───── Available data ─────
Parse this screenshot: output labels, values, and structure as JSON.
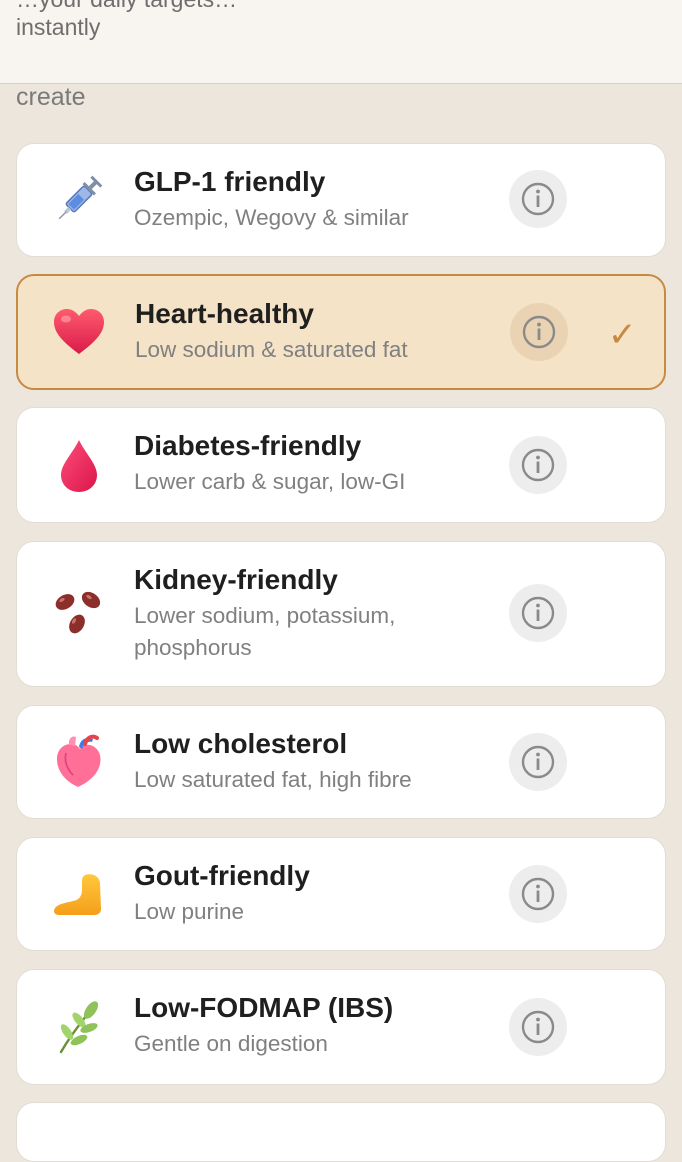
{
  "banner": {
    "cut_text": "…your daily targets…",
    "text": "instantly"
  },
  "section_label": "create",
  "cards": [
    {
      "title": "GLP-1 friendly",
      "subtitle": "Ozempic, Wegovy & similar",
      "icon": "syringe-icon",
      "selected": false
    },
    {
      "title": "Heart-healthy",
      "subtitle": "Low sodium & saturated fat",
      "icon": "red-heart-icon",
      "selected": true,
      "check": "✓"
    },
    {
      "title": "Diabetes-friendly",
      "subtitle": "Lower carb & sugar, low-GI",
      "icon": "drop-of-blood-icon",
      "selected": false
    },
    {
      "title": "Kidney-friendly",
      "subtitle": "Lower sodium, potassium, phosphorus",
      "icon": "beans-icon",
      "selected": false
    },
    {
      "title": "Low cholesterol",
      "subtitle": "Low saturated fat, high fibre",
      "icon": "anatomical-heart-icon",
      "selected": false
    },
    {
      "title": "Gout-friendly",
      "subtitle": "Low purine",
      "icon": "foot-icon",
      "selected": false
    },
    {
      "title": "Low-FODMAP (IBS)",
      "subtitle": "Gentle on digestion",
      "icon": "herb-icon",
      "selected": false
    }
  ],
  "colors": {
    "background": "#ece6dc",
    "card": "#ffffff",
    "selected_card": "#f5e3c7",
    "selected_border": "#c88a43",
    "check": "#c7893f"
  }
}
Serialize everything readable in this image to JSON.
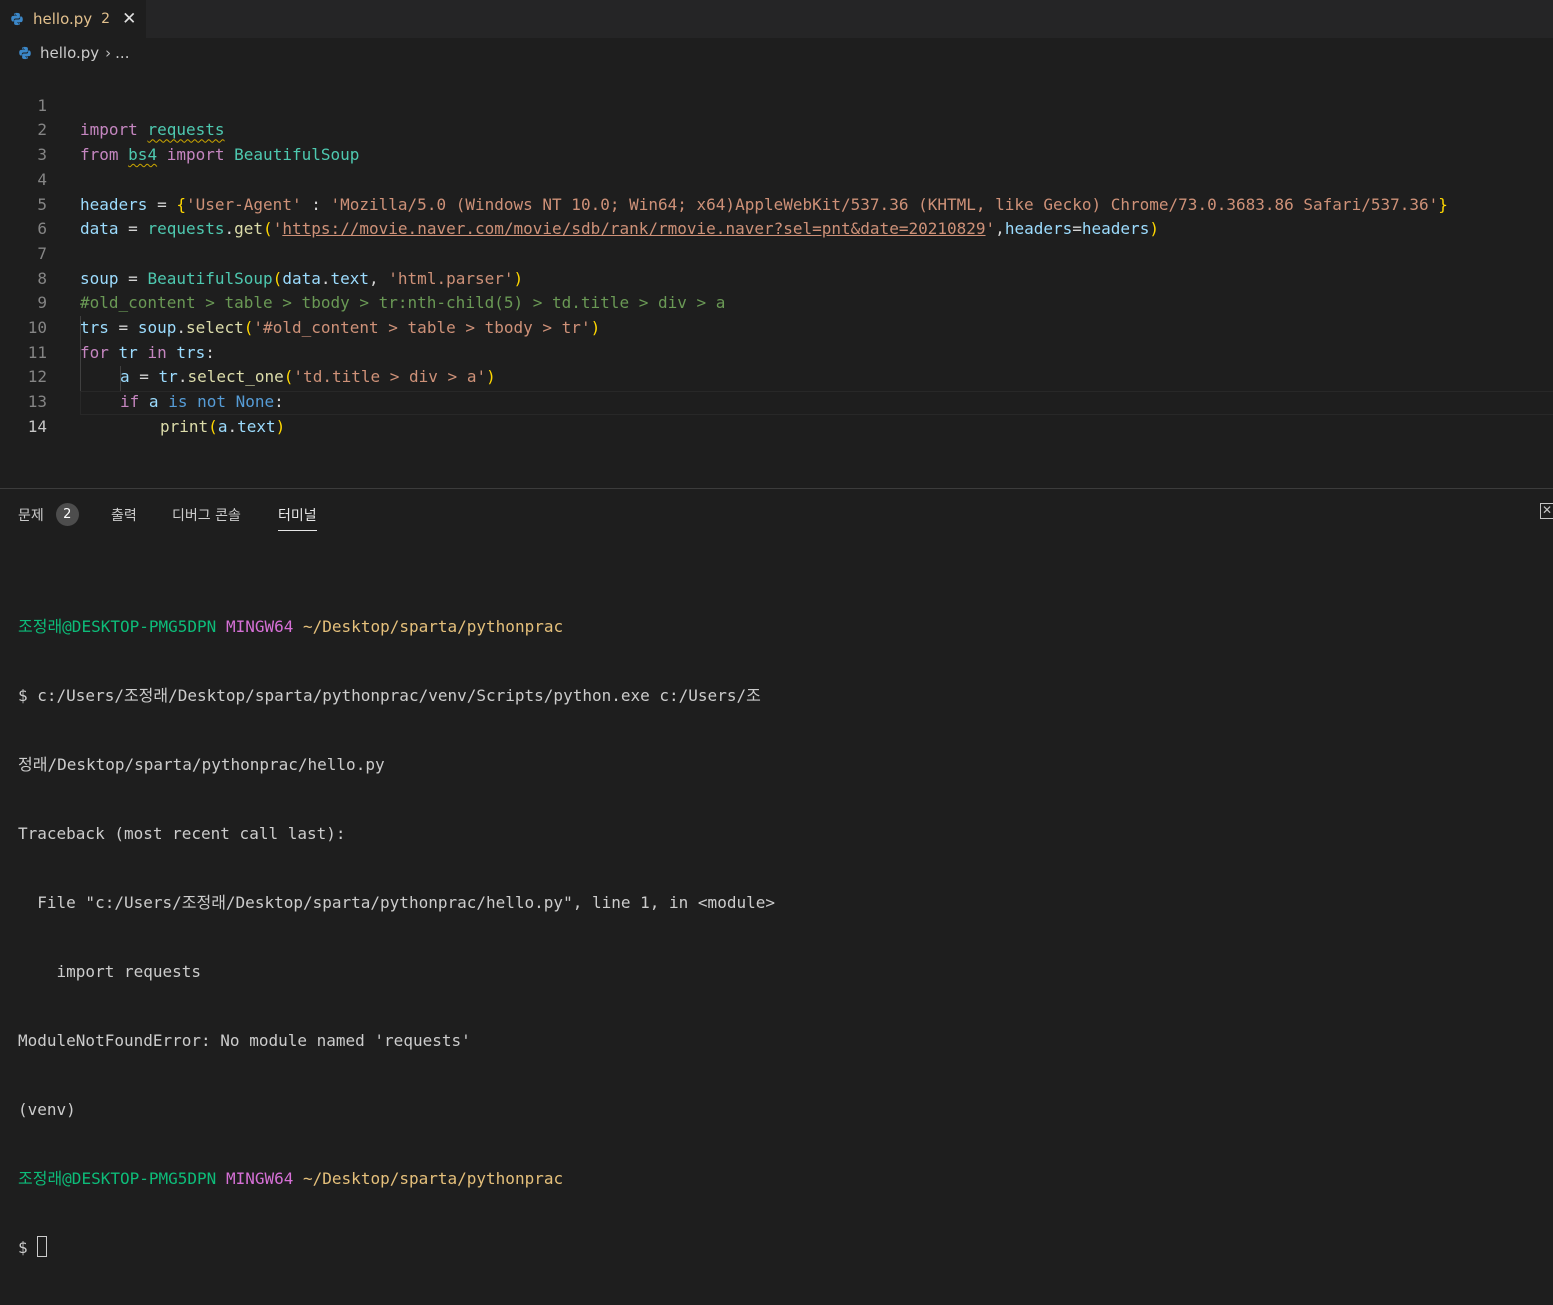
{
  "tab": {
    "filename": "hello.py",
    "problem_count": "2",
    "icon": "python-icon",
    "close": "✕"
  },
  "breadcrumb": {
    "file": "hello.py",
    "separator": "›",
    "more": "..."
  },
  "editor": {
    "line_numbers": [
      "1",
      "2",
      "3",
      "4",
      "5",
      "6",
      "7",
      "8",
      "9",
      "10",
      "11",
      "12",
      "13",
      "14"
    ],
    "active_line": "14",
    "lines": {
      "l1": [
        "import",
        " ",
        "requests"
      ],
      "l2": [
        "from",
        " ",
        "bs4",
        " ",
        "import",
        " ",
        "BeautifulSoup"
      ],
      "l4": [
        "headers",
        " = ",
        "{",
        "'User-Agent'",
        " : ",
        "'Mozilla/5.0 (Windows NT 10.0; Win64; x64)AppleWebKit/537.36 (KHTML, like Gecko) Chrome/73.0.3683.86 Safari/537.36'",
        "}"
      ],
      "l5": [
        "data",
        " = ",
        "requests",
        ".",
        "get",
        "(",
        "'",
        "https://movie.naver.com/movie/sdb/rank/rmovie.naver?sel=pnt&date=20210829",
        "'",
        ",",
        "headers",
        "=",
        "headers",
        ")"
      ],
      "l7": [
        "soup",
        " = ",
        "BeautifulSoup",
        "(",
        "data",
        ".",
        "text",
        ", ",
        "'html.parser'",
        ")"
      ],
      "l8": "#old_content > table > tbody > tr:nth-child(5) > td.title > div > a",
      "l9": [
        "trs",
        " = ",
        "soup",
        ".",
        "select",
        "(",
        "'#old_content > table > tbody > tr'",
        ")"
      ],
      "l10": [
        "for",
        " ",
        "tr",
        " ",
        "in",
        " ",
        "trs",
        ":"
      ],
      "l11": [
        "a",
        " = ",
        "tr",
        ".",
        "select_one",
        "(",
        "'td.title > div > a'",
        ")"
      ],
      "l12": [
        "if",
        " ",
        "a",
        " ",
        "is",
        " ",
        "not",
        " ",
        "None",
        ":"
      ],
      "l13": [
        "print",
        "(",
        "a",
        ".",
        "text",
        ")"
      ]
    }
  },
  "panel": {
    "tabs": {
      "problems": "문제",
      "problems_count": "2",
      "output": "출력",
      "debug_console": "디버그 콘솔",
      "terminal": "터미널"
    },
    "close_icon": "panel-close-icon"
  },
  "terminal": {
    "user": "조정래",
    "host": "@DESKTOP-PMG5DPN",
    "shell": "MINGW64",
    "path": "~/Desktop/sparta/pythonprac",
    "cmd_line1": "$ c:/Users/조정래/Desktop/sparta/pythonprac/venv/Scripts/python.exe c:/Users/조",
    "cmd_line2": "정래/Desktop/sparta/pythonprac/hello.py",
    "tb1": "Traceback (most recent call last):",
    "tb2": "  File \"c:/Users/조정래/Desktop/sparta/pythonprac/hello.py\", line 1, in <module>",
    "tb3": "    import requests",
    "tb4": "ModuleNotFoundError: No module named 'requests'",
    "venv": "(venv)",
    "prompt": "$ "
  },
  "colors": {
    "background": "#1e1e1e",
    "tab_modified": "#e2c08d",
    "keyword": "#c586c0",
    "string": "#ce9178",
    "comment": "#6a9955"
  }
}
─────
• _Exercise requirements_:
Copy out the records above in full, exactly as written, but not the pictures.

• _Final result_:
Parse this screenshot: output labels, values, and structure as JSON.
{
  "banner": {
    "cut_text": "…your daily targets…",
    "text": "instantly"
  },
  "section_label": "create",
  "cards": [
    {
      "title": "GLP-1 friendly",
      "subtitle": "Ozempic, Wegovy & similar",
      "icon": "syringe-icon",
      "selected": false
    },
    {
      "title": "Heart-healthy",
      "subtitle": "Low sodium & saturated fat",
      "icon": "red-heart-icon",
      "selected": true,
      "check": "✓"
    },
    {
      "title": "Diabetes-friendly",
      "subtitle": "Lower carb & sugar, low-GI",
      "icon": "drop-of-blood-icon",
      "selected": false
    },
    {
      "title": "Kidney-friendly",
      "subtitle": "Lower sodium, potassium, phosphorus",
      "icon": "beans-icon",
      "selected": false
    },
    {
      "title": "Low cholesterol",
      "subtitle": "Low saturated fat, high fibre",
      "icon": "anatomical-heart-icon",
      "selected": false
    },
    {
      "title": "Gout-friendly",
      "subtitle": "Low purine",
      "icon": "foot-icon",
      "selected": false
    },
    {
      "title": "Low-FODMAP (IBS)",
      "subtitle": "Gentle on digestion",
      "icon": "herb-icon",
      "selected": false
    }
  ],
  "colors": {
    "background": "#ece6dc",
    "card": "#ffffff",
    "selected_card": "#f5e3c7",
    "selected_border": "#c88a43",
    "check": "#c7893f"
  }
}
Serialize everything readable in this image to JSON.
{
  "tab": {
    "filename": "hello.py",
    "problem_count": "2",
    "icon": "python-icon",
    "close": "✕"
  },
  "breadcrumb": {
    "file": "hello.py",
    "separator": "›",
    "more": "..."
  },
  "editor": {
    "line_numbers": [
      "1",
      "2",
      "3",
      "4",
      "5",
      "6",
      "7",
      "8",
      "9",
      "10",
      "11",
      "12",
      "13",
      "14"
    ],
    "active_line": "14",
    "lines": {
      "l1": [
        "import",
        " ",
        "requests"
      ],
      "l2": [
        "from",
        " ",
        "bs4",
        " ",
        "import",
        " ",
        "BeautifulSoup"
      ],
      "l4": [
        "headers",
        " = ",
        "{",
        "'User-Agent'",
        " : ",
        "'Mozilla/5.0 (Windows NT 10.0; Win64; x64)AppleWebKit/537.36 (KHTML, like Gecko) Chrome/73.0.3683.86 Safari/537.36'",
        "}"
      ],
      "l5": [
        "data",
        " = ",
        "requests",
        ".",
        "get",
        "(",
        "'",
        "https://movie.naver.com/movie/sdb/rank/rmovie.naver?sel=pnt&date=20210829",
        "'",
        ",",
        "headers",
        "=",
        "headers",
        ")"
      ],
      "l7": [
        "soup",
        " = ",
        "BeautifulSoup",
        "(",
        "data",
        ".",
        "text",
        ", ",
        "'html.parser'",
        ")"
      ],
      "l8": "#old_content > table > tbody > tr:nth-child(5) > td.title > div > a",
      "l9": [
        "trs",
        " = ",
        "soup",
        ".",
        "select",
        "(",
        "'#old_content > table > tbody > tr'",
        ")"
      ],
      "l10": [
        "for",
        " ",
        "tr",
        " ",
        "in",
        " ",
        "trs",
        ":"
      ],
      "l11": [
        "a",
        " = ",
        "tr",
        ".",
        "select_one",
        "(",
        "'td.title > div > a'",
        ")"
      ],
      "l12": [
        "if",
        " ",
        "a",
        " ",
        "is",
        " ",
        "not",
        " ",
        "None",
        ":"
      ],
      "l13": [
        "print",
        "(",
        "a",
        ".",
        "text",
        ")"
      ]
    }
  },
  "panel": {
    "tabs": {
      "problems": "문제",
      "problems_count": "2",
      "output": "출력",
      "debug_console": "디버그 콘솔",
      "terminal": "터미널"
    },
    "close_icon": "panel-close-icon"
  },
  "terminal": {
    "user": "조정래",
    "host": "@DESKTOP-PMG5DPN",
    "shell": "MINGW64",
    "path": "~/Desktop/sparta/pythonprac",
    "cmd_line1": "$ c:/Users/조정래/Desktop/sparta/pythonprac/venv/Scripts/python.exe c:/Users/조",
    "cmd_line2": "정래/Desktop/sparta/pythonprac/hello.py",
    "tb1": "Traceback (most recent call last):",
    "tb2": "  File \"c:/Users/조정래/Desktop/sparta/pythonprac/hello.py\", line 1, in <module>",
    "tb3": "    import requests",
    "tb4": "ModuleNotFoundError: No module named 'requests'",
    "venv": "(venv)",
    "prompt": "$ "
  },
  "colors": {
    "background": "#1e1e1e",
    "tab_modified": "#e2c08d",
    "keyword": "#c586c0",
    "string": "#ce9178",
    "comment": "#6a9955"
  }
}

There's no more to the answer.